- **WHAT YOU SHOULD DO**
Copy the rows below word for word, starting with the first row and ending with the line that contains "histogram-bar <box>76 555 80 564</box>". Include both of those lines.

--------------------

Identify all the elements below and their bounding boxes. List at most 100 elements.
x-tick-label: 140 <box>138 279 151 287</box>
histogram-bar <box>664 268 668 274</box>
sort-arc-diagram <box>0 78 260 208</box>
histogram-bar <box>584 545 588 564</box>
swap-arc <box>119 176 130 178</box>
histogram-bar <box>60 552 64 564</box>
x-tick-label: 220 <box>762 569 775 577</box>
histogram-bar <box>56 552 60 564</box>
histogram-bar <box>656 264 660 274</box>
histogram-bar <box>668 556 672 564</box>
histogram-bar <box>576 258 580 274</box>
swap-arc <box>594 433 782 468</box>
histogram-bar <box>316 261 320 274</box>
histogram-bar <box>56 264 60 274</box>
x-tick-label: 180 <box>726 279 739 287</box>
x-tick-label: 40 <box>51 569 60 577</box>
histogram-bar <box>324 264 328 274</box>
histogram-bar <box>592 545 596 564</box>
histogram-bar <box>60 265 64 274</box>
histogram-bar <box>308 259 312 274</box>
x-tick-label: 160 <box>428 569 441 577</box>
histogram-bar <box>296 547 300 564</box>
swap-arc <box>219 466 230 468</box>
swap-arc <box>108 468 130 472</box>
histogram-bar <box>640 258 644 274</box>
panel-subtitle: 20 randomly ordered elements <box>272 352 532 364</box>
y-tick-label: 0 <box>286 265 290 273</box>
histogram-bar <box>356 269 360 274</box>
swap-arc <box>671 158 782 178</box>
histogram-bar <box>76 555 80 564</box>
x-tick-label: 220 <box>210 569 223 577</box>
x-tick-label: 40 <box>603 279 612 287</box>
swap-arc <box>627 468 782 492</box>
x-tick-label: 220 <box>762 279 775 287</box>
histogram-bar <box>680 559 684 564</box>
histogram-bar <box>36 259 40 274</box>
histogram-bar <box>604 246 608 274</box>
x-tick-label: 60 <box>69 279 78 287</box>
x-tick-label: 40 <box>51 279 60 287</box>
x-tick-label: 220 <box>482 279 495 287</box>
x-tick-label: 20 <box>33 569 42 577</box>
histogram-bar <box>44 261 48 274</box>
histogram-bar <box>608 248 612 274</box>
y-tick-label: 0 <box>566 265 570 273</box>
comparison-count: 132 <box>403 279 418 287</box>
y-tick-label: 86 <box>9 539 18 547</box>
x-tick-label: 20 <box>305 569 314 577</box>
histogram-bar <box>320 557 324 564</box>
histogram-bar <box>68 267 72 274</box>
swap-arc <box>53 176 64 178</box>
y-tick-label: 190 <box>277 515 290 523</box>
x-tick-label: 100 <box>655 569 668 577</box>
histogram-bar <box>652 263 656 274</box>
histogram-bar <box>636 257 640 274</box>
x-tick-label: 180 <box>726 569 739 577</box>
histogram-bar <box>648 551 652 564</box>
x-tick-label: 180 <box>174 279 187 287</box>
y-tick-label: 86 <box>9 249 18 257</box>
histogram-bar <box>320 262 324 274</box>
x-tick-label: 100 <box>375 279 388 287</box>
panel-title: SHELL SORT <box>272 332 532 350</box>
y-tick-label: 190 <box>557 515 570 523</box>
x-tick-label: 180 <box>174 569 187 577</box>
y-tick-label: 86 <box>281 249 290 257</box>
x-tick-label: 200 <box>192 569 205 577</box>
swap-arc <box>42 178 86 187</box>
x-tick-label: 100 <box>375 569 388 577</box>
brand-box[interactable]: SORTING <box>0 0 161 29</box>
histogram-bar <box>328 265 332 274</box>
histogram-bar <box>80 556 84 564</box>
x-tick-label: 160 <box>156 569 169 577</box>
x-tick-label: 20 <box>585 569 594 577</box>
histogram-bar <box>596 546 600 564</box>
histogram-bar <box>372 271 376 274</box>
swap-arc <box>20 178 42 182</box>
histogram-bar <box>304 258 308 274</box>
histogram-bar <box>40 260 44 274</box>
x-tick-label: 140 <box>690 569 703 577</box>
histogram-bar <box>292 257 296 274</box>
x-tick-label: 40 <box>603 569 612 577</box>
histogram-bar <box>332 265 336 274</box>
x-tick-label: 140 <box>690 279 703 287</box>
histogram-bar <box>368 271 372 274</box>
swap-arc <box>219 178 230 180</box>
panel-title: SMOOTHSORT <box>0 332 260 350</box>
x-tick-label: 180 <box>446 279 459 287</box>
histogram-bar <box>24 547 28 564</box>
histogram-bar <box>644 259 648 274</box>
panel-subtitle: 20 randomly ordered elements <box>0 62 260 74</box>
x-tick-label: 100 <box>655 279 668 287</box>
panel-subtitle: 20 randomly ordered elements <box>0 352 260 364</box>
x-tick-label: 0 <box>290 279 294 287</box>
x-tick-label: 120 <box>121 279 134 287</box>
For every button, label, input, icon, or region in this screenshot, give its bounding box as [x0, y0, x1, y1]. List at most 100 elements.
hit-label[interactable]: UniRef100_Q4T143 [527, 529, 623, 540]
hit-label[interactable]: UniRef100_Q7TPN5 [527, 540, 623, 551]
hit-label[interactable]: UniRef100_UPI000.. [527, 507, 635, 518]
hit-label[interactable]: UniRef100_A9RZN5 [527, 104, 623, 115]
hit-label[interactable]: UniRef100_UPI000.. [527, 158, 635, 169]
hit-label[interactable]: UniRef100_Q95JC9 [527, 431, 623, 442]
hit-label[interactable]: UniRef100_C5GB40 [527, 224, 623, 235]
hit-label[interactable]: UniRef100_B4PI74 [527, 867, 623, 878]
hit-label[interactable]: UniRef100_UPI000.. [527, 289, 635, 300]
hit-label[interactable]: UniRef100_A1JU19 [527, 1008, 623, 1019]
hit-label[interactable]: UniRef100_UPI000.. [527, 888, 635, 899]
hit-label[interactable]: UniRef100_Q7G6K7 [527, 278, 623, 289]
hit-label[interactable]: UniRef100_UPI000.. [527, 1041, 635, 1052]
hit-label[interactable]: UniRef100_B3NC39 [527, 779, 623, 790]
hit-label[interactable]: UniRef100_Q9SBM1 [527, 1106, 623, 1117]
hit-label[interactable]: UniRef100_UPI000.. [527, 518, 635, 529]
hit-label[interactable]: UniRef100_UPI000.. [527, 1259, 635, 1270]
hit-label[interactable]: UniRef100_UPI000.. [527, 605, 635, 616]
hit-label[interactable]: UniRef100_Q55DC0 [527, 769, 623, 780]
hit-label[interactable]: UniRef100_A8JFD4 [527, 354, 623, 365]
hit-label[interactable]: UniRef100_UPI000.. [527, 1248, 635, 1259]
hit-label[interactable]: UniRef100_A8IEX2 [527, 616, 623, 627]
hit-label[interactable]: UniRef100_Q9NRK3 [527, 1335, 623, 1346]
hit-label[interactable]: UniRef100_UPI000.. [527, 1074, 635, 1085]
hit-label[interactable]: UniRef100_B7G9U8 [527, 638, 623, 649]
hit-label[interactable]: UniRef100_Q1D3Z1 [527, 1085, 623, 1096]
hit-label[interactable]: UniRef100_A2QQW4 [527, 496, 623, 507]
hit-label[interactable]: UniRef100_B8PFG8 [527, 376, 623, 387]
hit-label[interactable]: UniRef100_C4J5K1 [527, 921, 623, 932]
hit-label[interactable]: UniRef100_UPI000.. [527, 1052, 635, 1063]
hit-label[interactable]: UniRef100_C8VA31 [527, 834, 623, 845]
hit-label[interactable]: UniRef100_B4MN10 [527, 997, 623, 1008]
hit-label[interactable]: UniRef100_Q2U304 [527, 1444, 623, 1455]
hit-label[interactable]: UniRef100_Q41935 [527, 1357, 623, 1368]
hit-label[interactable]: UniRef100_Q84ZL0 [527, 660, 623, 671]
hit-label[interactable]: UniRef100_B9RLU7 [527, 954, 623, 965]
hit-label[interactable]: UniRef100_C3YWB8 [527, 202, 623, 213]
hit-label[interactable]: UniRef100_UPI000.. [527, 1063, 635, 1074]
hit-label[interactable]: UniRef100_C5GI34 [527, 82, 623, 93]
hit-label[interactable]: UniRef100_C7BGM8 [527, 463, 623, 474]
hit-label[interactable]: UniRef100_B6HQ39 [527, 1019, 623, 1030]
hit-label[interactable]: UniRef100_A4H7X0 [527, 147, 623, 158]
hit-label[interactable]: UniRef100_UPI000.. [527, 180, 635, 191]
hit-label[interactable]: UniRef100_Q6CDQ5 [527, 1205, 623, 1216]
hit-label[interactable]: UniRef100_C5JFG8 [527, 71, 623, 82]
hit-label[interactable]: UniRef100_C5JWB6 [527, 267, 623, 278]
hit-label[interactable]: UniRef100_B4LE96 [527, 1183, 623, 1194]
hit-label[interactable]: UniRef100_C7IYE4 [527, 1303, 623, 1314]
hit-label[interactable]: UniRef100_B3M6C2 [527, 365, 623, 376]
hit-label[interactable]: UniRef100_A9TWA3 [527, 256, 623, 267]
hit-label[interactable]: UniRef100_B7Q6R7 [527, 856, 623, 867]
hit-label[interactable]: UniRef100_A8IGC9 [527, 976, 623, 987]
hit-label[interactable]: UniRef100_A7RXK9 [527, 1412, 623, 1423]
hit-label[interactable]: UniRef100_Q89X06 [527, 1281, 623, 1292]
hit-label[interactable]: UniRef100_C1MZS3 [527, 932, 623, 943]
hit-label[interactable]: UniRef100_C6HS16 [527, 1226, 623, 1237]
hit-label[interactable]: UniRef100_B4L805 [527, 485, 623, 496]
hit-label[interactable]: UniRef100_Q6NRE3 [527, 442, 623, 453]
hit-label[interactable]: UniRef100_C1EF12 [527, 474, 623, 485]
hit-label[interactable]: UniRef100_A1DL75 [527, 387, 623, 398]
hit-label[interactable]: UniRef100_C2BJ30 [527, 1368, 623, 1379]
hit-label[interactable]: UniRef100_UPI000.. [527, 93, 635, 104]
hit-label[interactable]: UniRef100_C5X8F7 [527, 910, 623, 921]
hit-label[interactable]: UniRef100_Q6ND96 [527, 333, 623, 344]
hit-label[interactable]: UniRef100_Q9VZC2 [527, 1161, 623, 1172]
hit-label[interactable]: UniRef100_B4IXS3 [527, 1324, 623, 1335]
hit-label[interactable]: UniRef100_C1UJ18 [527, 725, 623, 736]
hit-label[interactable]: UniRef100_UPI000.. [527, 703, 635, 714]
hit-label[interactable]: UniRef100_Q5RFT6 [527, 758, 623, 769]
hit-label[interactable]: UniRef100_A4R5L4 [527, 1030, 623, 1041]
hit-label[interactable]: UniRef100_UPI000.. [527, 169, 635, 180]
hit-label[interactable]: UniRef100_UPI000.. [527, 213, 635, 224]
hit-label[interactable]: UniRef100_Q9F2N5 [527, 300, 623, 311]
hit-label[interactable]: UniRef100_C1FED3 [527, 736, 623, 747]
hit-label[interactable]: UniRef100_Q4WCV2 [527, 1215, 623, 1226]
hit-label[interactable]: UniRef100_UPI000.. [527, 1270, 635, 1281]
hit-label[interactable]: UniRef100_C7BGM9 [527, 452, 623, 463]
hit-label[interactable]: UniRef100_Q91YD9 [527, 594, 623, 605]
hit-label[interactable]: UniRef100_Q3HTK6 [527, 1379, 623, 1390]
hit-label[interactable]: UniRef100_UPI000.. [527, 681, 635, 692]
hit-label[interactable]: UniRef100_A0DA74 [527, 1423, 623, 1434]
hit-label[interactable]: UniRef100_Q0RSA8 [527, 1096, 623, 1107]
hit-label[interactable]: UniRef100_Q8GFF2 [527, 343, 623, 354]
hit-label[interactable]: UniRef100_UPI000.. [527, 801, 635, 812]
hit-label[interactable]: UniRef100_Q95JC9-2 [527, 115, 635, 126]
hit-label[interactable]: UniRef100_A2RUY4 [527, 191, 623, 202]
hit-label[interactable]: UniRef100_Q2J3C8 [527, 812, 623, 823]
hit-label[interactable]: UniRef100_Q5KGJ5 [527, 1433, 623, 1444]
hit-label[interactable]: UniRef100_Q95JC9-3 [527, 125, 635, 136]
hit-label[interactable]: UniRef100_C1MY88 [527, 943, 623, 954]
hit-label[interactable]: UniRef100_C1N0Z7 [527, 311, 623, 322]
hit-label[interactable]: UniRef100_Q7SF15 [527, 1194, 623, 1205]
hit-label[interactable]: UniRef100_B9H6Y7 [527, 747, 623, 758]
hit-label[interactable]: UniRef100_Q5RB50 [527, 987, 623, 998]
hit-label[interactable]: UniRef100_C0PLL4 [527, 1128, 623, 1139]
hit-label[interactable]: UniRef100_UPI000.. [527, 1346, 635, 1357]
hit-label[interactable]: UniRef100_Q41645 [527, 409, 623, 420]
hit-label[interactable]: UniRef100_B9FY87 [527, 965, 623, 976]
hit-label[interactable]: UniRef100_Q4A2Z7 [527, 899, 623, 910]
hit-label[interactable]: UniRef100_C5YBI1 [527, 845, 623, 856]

--------------------

- **COMPLETED EXERCISE**
Identify all the elements below and their bounding boxes. List at most 100 elements.
x-tick-label: 140 <box>138 279 151 287</box>
histogram-bar <box>664 268 668 274</box>
sort-arc-diagram <box>0 78 260 208</box>
histogram-bar <box>584 545 588 564</box>
swap-arc <box>119 176 130 178</box>
histogram-bar <box>60 552 64 564</box>
x-tick-label: 220 <box>762 569 775 577</box>
histogram-bar <box>56 552 60 564</box>
histogram-bar <box>656 264 660 274</box>
histogram-bar <box>668 556 672 564</box>
histogram-bar <box>576 258 580 274</box>
swap-arc <box>594 433 782 468</box>
histogram-bar <box>316 261 320 274</box>
histogram-bar <box>56 264 60 274</box>
x-tick-label: 180 <box>726 279 739 287</box>
x-tick-label: 40 <box>51 569 60 577</box>
histogram-bar <box>324 264 328 274</box>
histogram-bar <box>592 545 596 564</box>
histogram-bar <box>60 265 64 274</box>
histogram-bar <box>308 259 312 274</box>
x-tick-label: 160 <box>428 569 441 577</box>
histogram-bar <box>296 547 300 564</box>
swap-arc <box>219 466 230 468</box>
swap-arc <box>108 468 130 472</box>
histogram-bar <box>640 258 644 274</box>
panel-subtitle: 20 randomly ordered elements <box>272 352 532 364</box>
y-tick-label: 0 <box>286 265 290 273</box>
histogram-bar <box>356 269 360 274</box>
swap-arc <box>671 158 782 178</box>
histogram-bar <box>76 555 80 564</box>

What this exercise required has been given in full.